INSTRUCTION – Locate every line below that contains the word "they" and copy it.
· · · ·
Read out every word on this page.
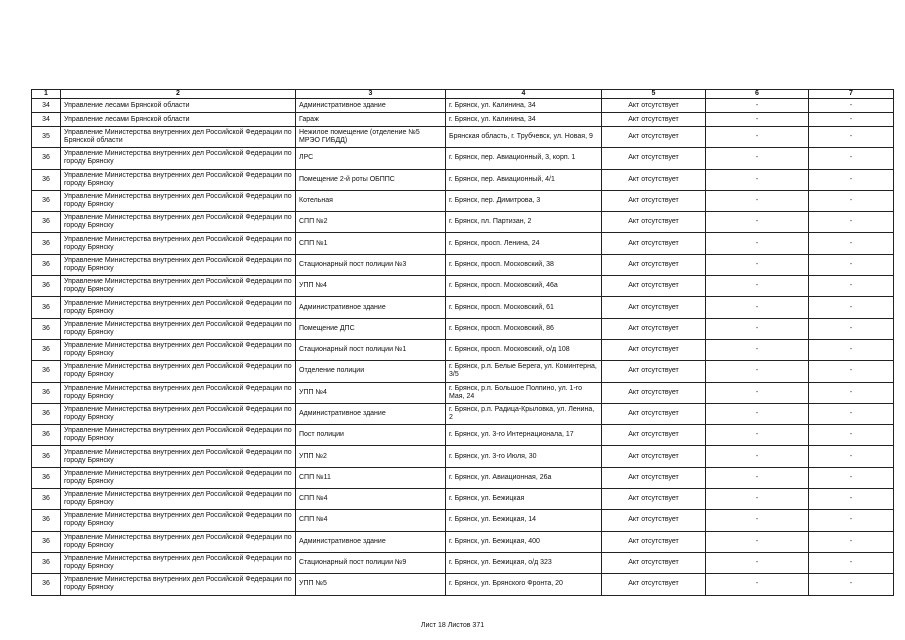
1	2	3	4	5	6	7
34	Управление лесами Брянской области	Административное здание	г. Брянск, ул. Калинина, 34	Акт отсутствует	-	-
34	Управление лесами Брянской области	Гараж	г. Брянск, ул. Калинина, 34	Акт отсутствует	-	-
35	Управление Министерства внутренних дел Российской Федерации по Брянской области	Нежилое помещение (отделение №5 МРЭО ГИБДД)	Брянская область, г. Трубчевск, ул. Новая, 9	Акт отсутствует	-	-
36	Управление Министерства внутренних дел Российской Федерации по городу Брянску	ЛРС	г. Брянск, пер. Авиационный, 3, корп. 1	Акт отсутствует	-	-
36	Управление Министерства внутренних дел Российской Федерации по городу Брянску	Помещение 2-й роты ОБППС	г. Брянск, пер. Авиационный, 4/1	Акт отсутствует	-	-
36	Управление Министерства внутренних дел Российской Федерации по городу Брянску	Котельная	г. Брянск, пер. Димитрова, 3	Акт отсутствует	-	-
36	Управление Министерства внутренних дел Российской Федерации по городу Брянску	СПП №2	г. Брянск, пл. Партизан, 2	Акт отсутствует	-	-
36	Управление Министерства внутренних дел Российской Федерации по городу Брянску	СПП №1	г. Брянск, просп. Ленина, 24	Акт отсутствует	-	-
36	Управление Министерства внутренних дел Российской Федерации по городу Брянску	Стационарный пост полиции №3	г. Брянск, просп. Московский, 38	Акт отсутствует	-	-
36	Управление Министерства внутренних дел Российской Федерации по городу Брянску	УПП №4	г. Брянск, просп. Московский, 46а	Акт отсутствует	-	-
36	Управление Министерства внутренних дел Российской Федерации по городу Брянску	Административное здание	г. Брянск, просп. Московский, 61	Акт отсутствует	-	-
36	Управление Министерства внутренних дел Российской Федерации по городу Брянску	Помещение ДПС	г. Брянск, просп. Московский, 86	Акт отсутствует	-	-
36	Управление Министерства внутренних дел Российской Федерации по городу Брянску	Стационарный пост полиции №1	г. Брянск, просп. Московский, о/д 108	Акт отсутствует	-	-
36	Управление Министерства внутренних дел Российской Федерации по городу Брянску	Отделение полиции	г. Брянск, р.п. Белые Берега, ул. Коминтерна, 3/5	Акт отсутствует	-	-
36	Управление Министерства внутренних дел Российской Федерации по городу Брянску	УПП №4	г. Брянск, р.п. Большое Полпино, ул. 1-го Мая, 24	Акт отсутствует	-	-
36	Управление Министерства внутренних дел Российской Федерации по городу Брянску	Административное здание	г. Брянск, р.п. Радица-Крыловка, ул. Ленина, 2	Акт отсутствует	-	-
36	Управление Министерства внутренних дел Российской Федерации по городу Брянску	Пост полиции	г. Брянск, ул. 3-го Интернационала, 17	Акт отсутствует	-	-
36	Управление Министерства внутренних дел Российской Федерации по городу Брянску	УПП №2	г. Брянск, ул. 3-го Июля, 30	Акт отсутствует	-	-
36	Управление Министерства внутренних дел Российской Федерации по городу Брянску	СПП №11	г. Брянск, ул. Авиационная, 26а	Акт отсутствует	-	-
36	Управление Министерства внутренних дел Российской Федерации по городу Брянску	СПП №4	г. Брянск, ул. Бежицкая	Акт отсутствует	-	-
36	Управление Министерства внутренних дел Российской Федерации по городу Брянску	СПП №4	г. Брянск, ул. Бежицкая, 14	Акт отсутствует	-	-
36	Управление Министерства внутренних дел Российской Федерации по городу Брянску	Административное здание	г. Брянск, ул. Бежицкая, 400	Акт отсутствует	-	-
36	Управление Министерства внутренних дел Российской Федерации по городу Брянску	Стационарный пост полиции №9	г. Брянск, ул. Бежицкая, о/д 323	Акт отсутствует	-	-
36	Управление Министерства внутренних дел Российской Федерации по городу Брянску	УПП №5	г. Брянск, ул. Брянского Фронта, 20	Акт отсутствует	-	-
Лист 18 Листов 371
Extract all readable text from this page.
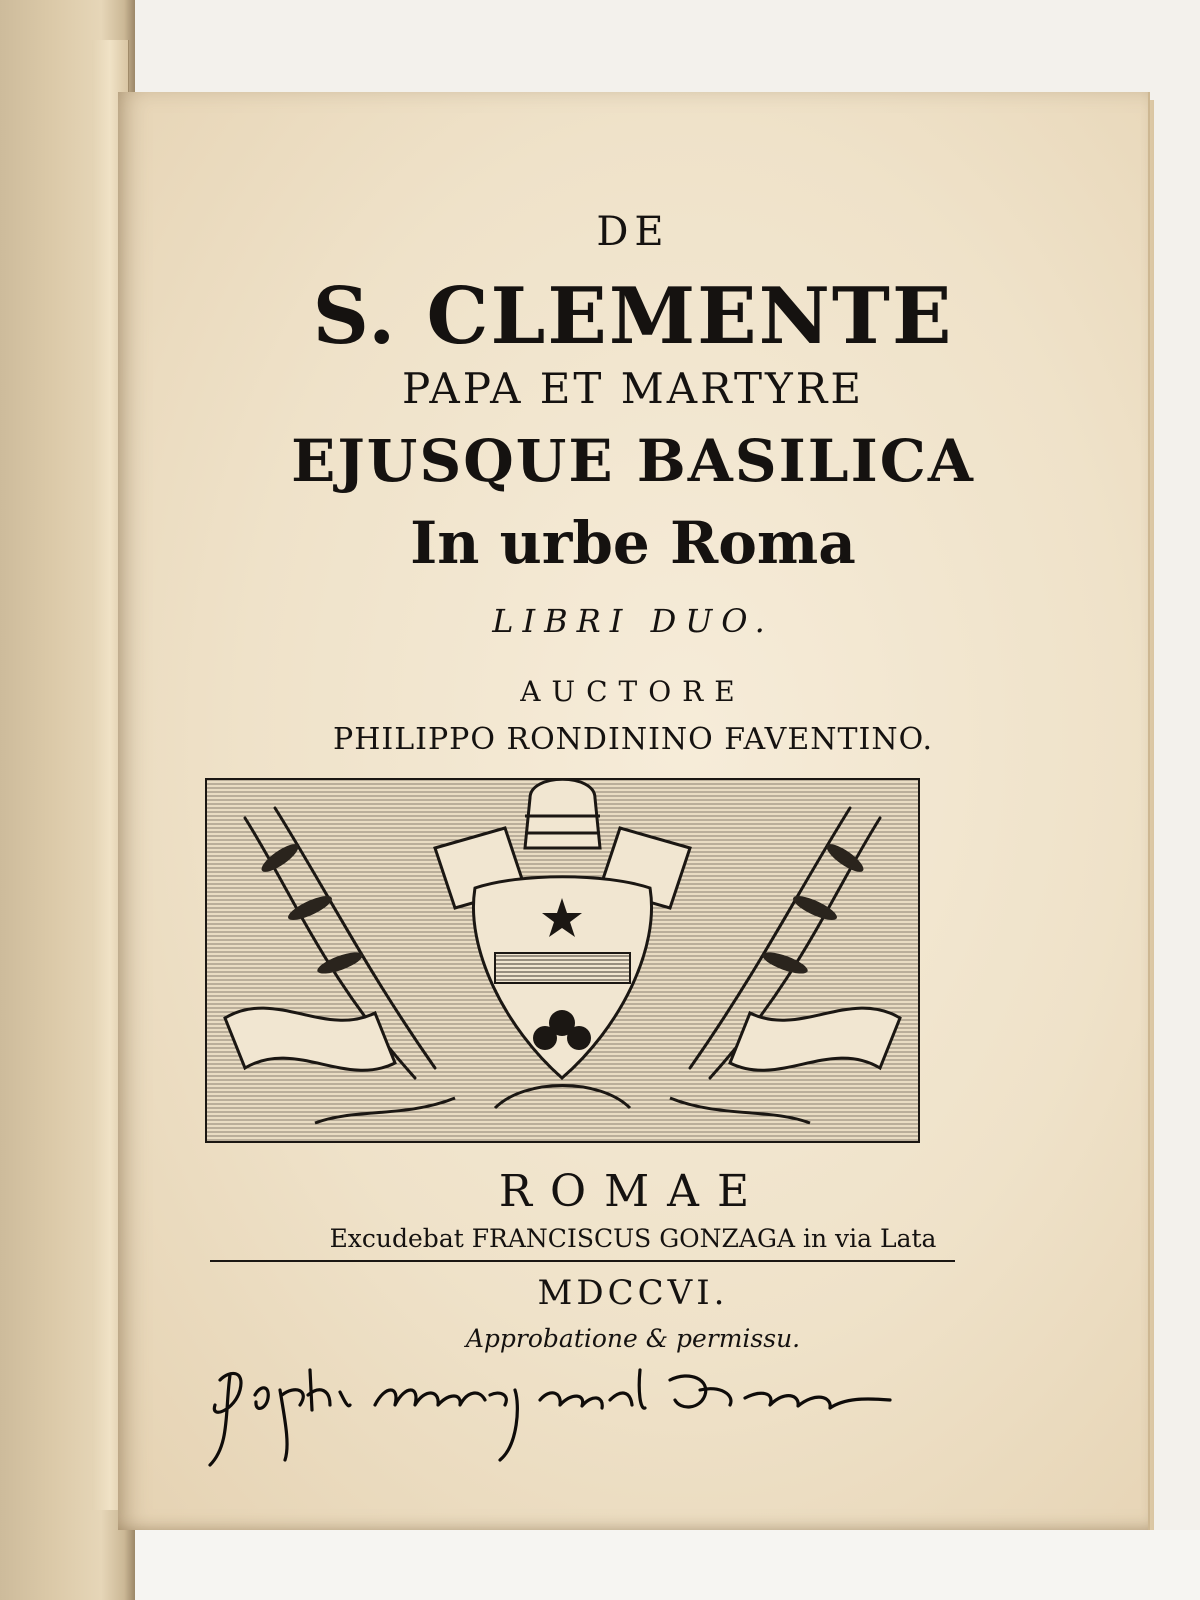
DE
S. CLEMENTE
PAPA ET MARTYRE
EJUSQUE BASILICA
In urbe Roma
LIBRI DUO.
AUCTORE
PHILIPPO RONDININO FAVENTINO.
ROMAE
Excudebat FRANCISCUS GONZAGA in via Lata
MDCCVI.
Approbatione & permissu.
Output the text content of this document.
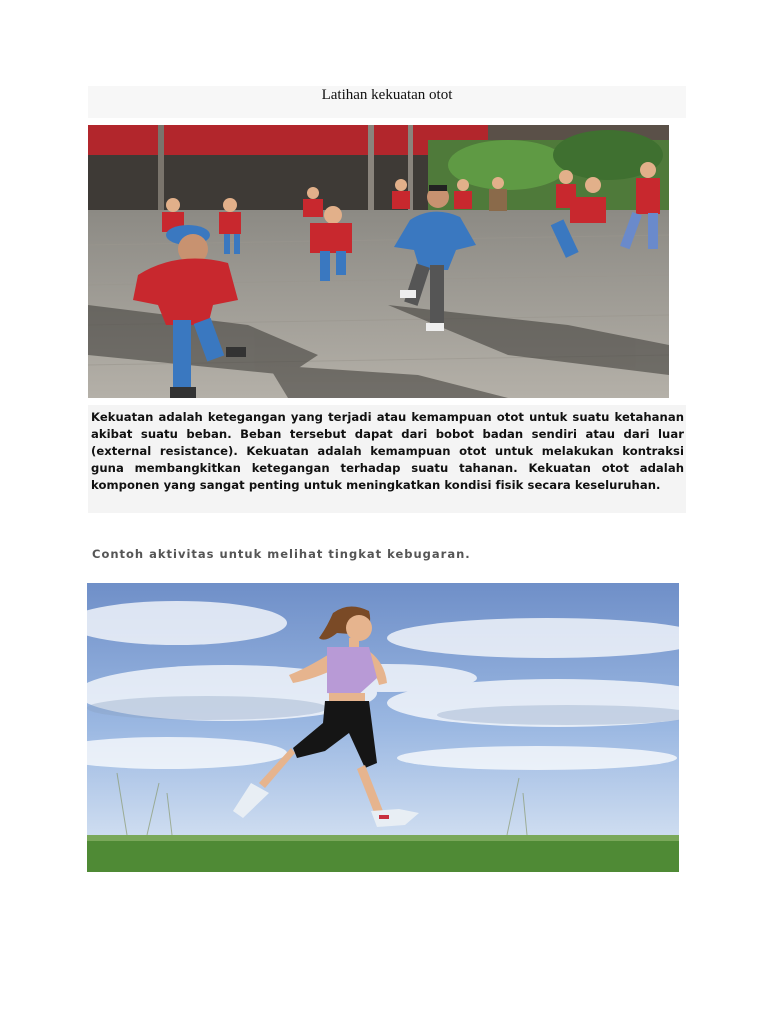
Latihan kekuatan otot

Kekuatan adalah ketegangan yang terjadi atau kemampuan otot untuk suatu ketahanan akibat suatu beban. Beban tersebut dapat dari bobot badan sendiri atau dari luar (external resistance). Kekuatan adalah kemampuan otot untuk melakukan kontraksi guna membangkitkan ketegangan terhadap suatu tahanan. Kekuatan otot adalah komponen yang sangat penting untuk meningkatkan kondisi fisik secara keseluruhan.

Contoh aktivitas untuk melihat tingkat kebugaran.
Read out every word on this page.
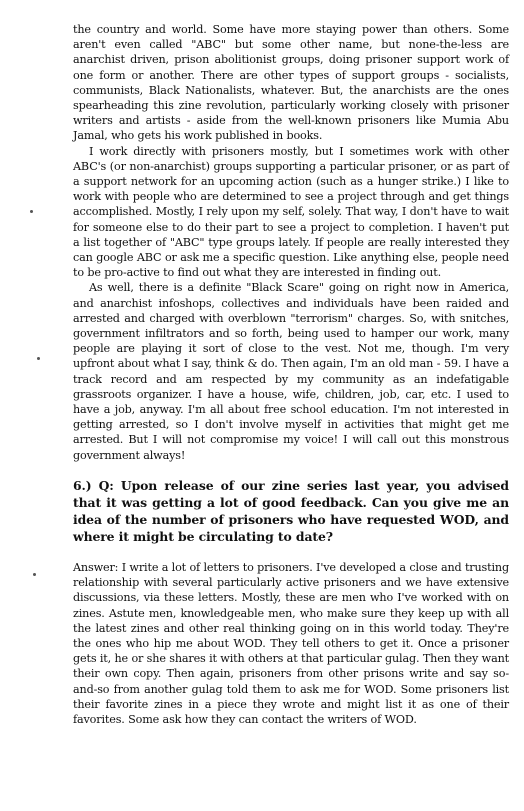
the country and world. Some have more staying power than others. Some aren't even called "ABC" but some other name, but none-the-less are anarchist driven, prison abolitionist groups, doing prisoner support work of one form or another. There are other types of support groups - socialists, communists, Black Nationalists, whatever. But, the anarchists are the ones spearheading this zine revolution, particularly working closely with prisoner writers and artists - aside from the well-known prisoners like Mumia Abu Jamal, who gets his work published in books.

I work directly with prisoners mostly, but I sometimes work with other ABC's (or non-anarchist) groups supporting a particular prisoner, or as part of a support network for an upcoming action (such as a hunger strike.) I like to work with people who are determined to see a project through and get things accomplished. Mostly, I rely upon my self, solely. That way, I don't have to wait for someone else to do their part to see a project to completion. I haven't put a list together of "ABC" type groups lately. If people are really interested they can google ABC or ask me a specific question. Like anything else, people need to be pro-active to find out what they are interested in finding out.

As well, there is a definite "Black Scare" going on right now in America, and anarchist infoshops, collectives and individuals have been raided and arrested and charged with overblown "terrorism" charges. So, with snitches, government infiltrators and so forth, being used to hamper our work, many people are playing it sort of close to the vest. Not me, though. I'm very upfront about what I say, think & do. Then again, I'm an old man - 59. I have a track record and am respected by my community as an indefatigable grassroots organizer. I have a house, wife, children, job, car, etc. I used to have a job, anyway. I'm all about free school education. I'm not interested in getting arrested, so I don't involve myself in activities that might get me arrested. But I will not compromise my voice! I will call out this monstrous government always!

6.) Q: Upon release of our zine series last year, you advised that it was getting a lot of good feedback. Can you give me an idea of the number of prisoners who have requested WOD, and where it might be circulating to date?

Answer: I write a lot of letters to prisoners. I've developed a close and trusting relationship with several particularly active prisoners and we have extensive discussions, via these letters. Mostly, these are men who I've worked with on zines. Astute men, knowledgeable men, who make sure they keep up with all the latest zines and other real thinking going on in this world today. They're the ones who hip me about WOD. They tell others to get it. Once a prisoner gets it, he or she shares it with others at that particular gulag. Then they want their own copy. Then again, prisoners from other prisons write and say so-and-so from another gulag told them to ask me for WOD. Some prisoners list their favorite zines in a piece they wrote and might list it as one of their favorites. Some ask how they can contact the writers of WOD.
· · · ·
ANSWER TO THE EXERCISE –
I work directly with prisoners mostly, but I sometimes work with other ABC's (or non-anarchist) groups supporting a particular prisoner, or as part of a support network for an upcoming action (such as a hunger strike.) I like to work with people who are determined to see a project through and get things accomplished. Mostly, I rely upon my self, solely. That way, I don't have to wait for someone else to do their part to see a project to completion. I haven't put a list together of "ABC" type groups lately. If people are really interested they can google ABC or ask me a specific question. Like anything else, people need to be pro-active to find out what they are interested in finding out.
Answer: I write a lot of letters to prisoners. I've developed a close and trusting relationship with several particularly active prisoners and we have extensive discussions, via these letters. Mostly, these are men who I've worked with on zines. Astute men, knowledgeable men, who make sure they keep up with all the latest zines and other real thinking going on in this world today. They're the ones who hip me about WOD. They tell others to get it. Once a prisoner gets it, he or she shares it with others at that particular gulag. Then they want their own copy. Then again, prisoners from other prisons write and say so-and-so from another gulag told them to ask me for WOD. Some prisoners list their favorite zines in a piece they wrote and might list it as one of their favorites. Some ask how they can contact the writers of WOD.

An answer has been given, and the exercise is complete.